The request
Without skipping anything, write out each record below exactly.
# start of Excerpted data
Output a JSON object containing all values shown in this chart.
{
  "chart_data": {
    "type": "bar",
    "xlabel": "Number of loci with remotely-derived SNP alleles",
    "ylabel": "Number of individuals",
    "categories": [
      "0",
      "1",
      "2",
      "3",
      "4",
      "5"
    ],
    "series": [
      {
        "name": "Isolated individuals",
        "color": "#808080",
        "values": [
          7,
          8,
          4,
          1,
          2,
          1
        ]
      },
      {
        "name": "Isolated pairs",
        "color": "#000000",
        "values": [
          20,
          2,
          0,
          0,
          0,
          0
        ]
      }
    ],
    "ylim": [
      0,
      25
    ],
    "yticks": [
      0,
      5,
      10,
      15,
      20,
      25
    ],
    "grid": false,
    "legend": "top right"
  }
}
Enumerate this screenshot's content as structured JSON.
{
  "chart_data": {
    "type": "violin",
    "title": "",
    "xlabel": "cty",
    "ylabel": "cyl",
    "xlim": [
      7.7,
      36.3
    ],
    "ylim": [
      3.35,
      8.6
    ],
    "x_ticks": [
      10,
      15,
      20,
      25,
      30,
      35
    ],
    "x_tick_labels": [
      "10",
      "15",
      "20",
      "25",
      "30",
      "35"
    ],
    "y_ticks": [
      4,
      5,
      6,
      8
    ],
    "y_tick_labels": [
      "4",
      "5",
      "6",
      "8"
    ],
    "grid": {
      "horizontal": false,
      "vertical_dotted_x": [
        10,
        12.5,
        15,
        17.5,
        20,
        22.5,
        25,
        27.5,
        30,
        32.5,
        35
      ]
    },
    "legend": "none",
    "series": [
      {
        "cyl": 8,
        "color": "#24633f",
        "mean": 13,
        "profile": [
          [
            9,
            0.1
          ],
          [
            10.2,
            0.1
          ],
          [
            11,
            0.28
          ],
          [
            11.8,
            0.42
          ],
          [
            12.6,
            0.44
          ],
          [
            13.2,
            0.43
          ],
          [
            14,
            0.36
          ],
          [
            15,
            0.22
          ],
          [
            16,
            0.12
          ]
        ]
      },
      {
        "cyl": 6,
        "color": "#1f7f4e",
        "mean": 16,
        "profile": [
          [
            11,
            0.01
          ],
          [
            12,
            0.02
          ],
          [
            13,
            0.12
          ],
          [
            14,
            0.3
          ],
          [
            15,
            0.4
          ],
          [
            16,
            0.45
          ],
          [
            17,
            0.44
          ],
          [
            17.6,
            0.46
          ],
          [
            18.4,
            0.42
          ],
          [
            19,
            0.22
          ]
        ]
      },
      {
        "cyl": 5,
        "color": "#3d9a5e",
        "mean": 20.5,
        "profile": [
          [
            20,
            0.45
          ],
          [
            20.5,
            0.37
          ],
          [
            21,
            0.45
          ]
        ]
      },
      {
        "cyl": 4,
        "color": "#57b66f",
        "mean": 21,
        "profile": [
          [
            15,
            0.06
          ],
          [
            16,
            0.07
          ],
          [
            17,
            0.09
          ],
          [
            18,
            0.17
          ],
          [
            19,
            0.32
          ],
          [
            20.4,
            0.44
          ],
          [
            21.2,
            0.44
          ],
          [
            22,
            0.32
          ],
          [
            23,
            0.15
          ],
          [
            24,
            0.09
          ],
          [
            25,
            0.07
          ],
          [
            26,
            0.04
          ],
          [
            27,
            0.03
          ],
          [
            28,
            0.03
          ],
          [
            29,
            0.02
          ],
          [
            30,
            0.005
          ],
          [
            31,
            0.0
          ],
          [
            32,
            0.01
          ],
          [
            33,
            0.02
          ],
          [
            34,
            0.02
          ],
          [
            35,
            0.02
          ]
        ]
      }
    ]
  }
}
# end of Excerpted data
Result for this exercise
Output a JSON object containing all values shown in this chart.
{
  "chart_data": {
    "type": "bar",
    "xlabel": "Number of loci with remotely-derived SNP alleles",
    "ylabel": "Number of individuals",
    "categories": [
      "0",
      "1",
      "2",
      "3",
      "4",
      "5"
    ],
    "series": [
      {
        "name": "Isolated individuals",
        "color": "#808080",
        "values": [
          7,
          8,
          4,
          1,
          2,
          1
        ]
      },
      {
        "name": "Isolated pairs",
        "color": "#000000",
        "values": [
          20,
          2,
          0,
          0,
          0,
          0
        ]
      }
    ],
    "ylim": [
      0,
      25
    ],
    "yticks": [
      0,
      5,
      10,
      15,
      20,
      25
    ],
    "grid": false,
    "legend": "top right"
  }
}
Enumerate this screenshot's content as structured JSON.
{
  "chart_data": {
    "type": "violin",
    "title": "",
    "xlabel": "cty",
    "ylabel": "cyl",
    "xlim": [
      7.7,
      36.3
    ],
    "ylim": [
      3.35,
      8.6
    ],
    "x_ticks": [
      10,
      15,
      20,
      25,
      30,
      35
    ],
    "x_tick_labels": [
      "10",
      "15",
      "20",
      "25",
      "30",
      "35"
    ],
    "y_ticks": [
      4,
      5,
      6,
      8
    ],
    "y_tick_labels": [
      "4",
      "5",
      "6",
      "8"
    ],
    "grid": {
      "horizontal": false,
      "vertical_dotted_x": [
        10,
        12.5,
        15,
        17.5,
        20,
        22.5,
        25,
        27.5,
        30,
        32.5,
        35
      ]
    },
    "legend": "none",
    "series": [
      {
        "cyl": 8,
        "color": "#24633f",
        "mean": 13,
        "profile": [
          [
            9,
            0.1
          ],
          [
            10.2,
            0.1
          ],
          [
            11,
            0.28
          ],
          [
            11.8,
            0.42
          ],
          [
            12.6,
            0.44
          ],
          [
            13.2,
            0.43
          ],
          [
            14,
            0.36
          ],
          [
            15,
            0.22
          ],
          [
            16,
            0.12
          ]
        ]
      },
      {
        "cyl": 6,
        "color": "#1f7f4e",
        "mean": 16,
        "profile": [
          [
            11,
            0.01
          ],
          [
            12,
            0.02
          ],
          [
            13,
            0.12
          ],
          [
            14,
            0.3
          ],
          [
            15,
            0.4
          ],
          [
            16,
            0.45
          ],
          [
            17,
            0.44
          ],
          [
            17.6,
            0.46
          ],
          [
            18.4,
            0.42
          ],
          [
            19,
            0.22
          ]
        ]
      },
      {
        "cyl": 5,
        "color": "#3d9a5e",
        "mean": 20.5,
        "profile": [
          [
            20,
            0.45
          ],
          [
            20.5,
            0.37
          ],
          [
            21,
            0.45
          ]
        ]
      },
      {
        "cyl": 4,
        "color": "#57b66f",
        "mean": 21,
        "profile": [
          [
            15,
            0.06
          ],
          [
            16,
            0.07
          ],
          [
            17,
            0.09
          ],
          [
            18,
            0.17
          ],
          [
            19,
            0.32
          ],
          [
            20.4,
            0.44
          ],
          [
            21.2,
            0.44
          ],
          [
            22,
            0.32
          ],
          [
            23,
            0.15
          ],
          [
            24,
            0.09
          ],
          [
            25,
            0.07
          ],
          [
            26,
            0.04
          ],
          [
            27,
            0.03
          ],
          [
            28,
            0.03
          ],
          [
            29,
            0.02
          ],
          [
            30,
            0.005
          ],
          [
            31,
            0.0
          ],
          [
            32,
            0.01
          ],
          [
            33,
            0.02
          ],
          [
            34,
            0.02
          ],
          [
            35,
            0.02
          ]
        ]
      }
    ]
  }
}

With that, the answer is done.